[What this task involves]
Word for word, set down the records and skip each picture.

[Raw data]
|---|

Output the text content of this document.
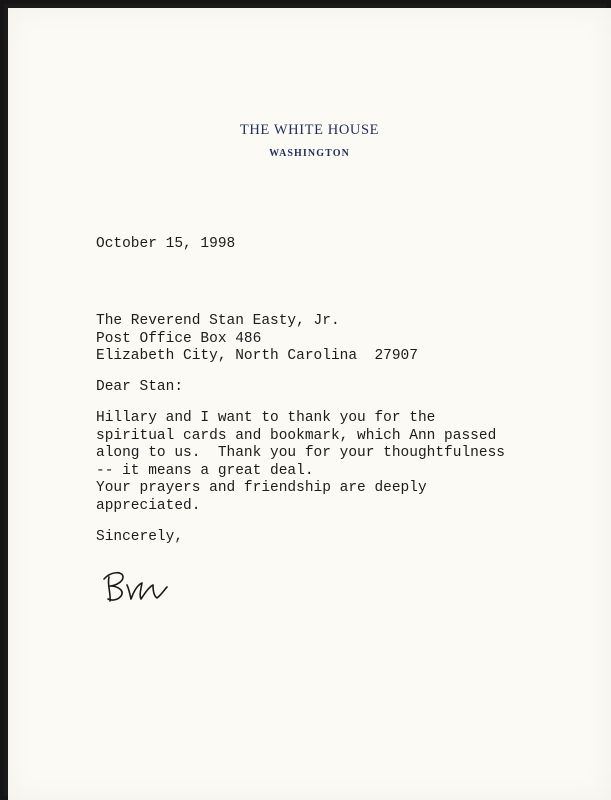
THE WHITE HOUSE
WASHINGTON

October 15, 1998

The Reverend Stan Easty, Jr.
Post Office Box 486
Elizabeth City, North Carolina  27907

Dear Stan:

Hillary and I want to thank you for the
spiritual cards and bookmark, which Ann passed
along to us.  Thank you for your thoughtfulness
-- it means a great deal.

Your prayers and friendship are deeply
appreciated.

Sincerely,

|---|

[Answer for this exercise]
Output the text content of this document.
THE WHITE HOUSE
WASHINGTON

October 15, 1998

The Reverend Stan Easty, Jr.
Post Office Box 486
Elizabeth City, North Carolina  27907

Dear Stan:

Hillary and I want to thank you for the
spiritual cards and bookmark, which Ann passed
along to us.  Thank you for your thoughtfulness
-- it means a great deal.

Your prayers and friendship are deeply
appreciated.

Sincerely,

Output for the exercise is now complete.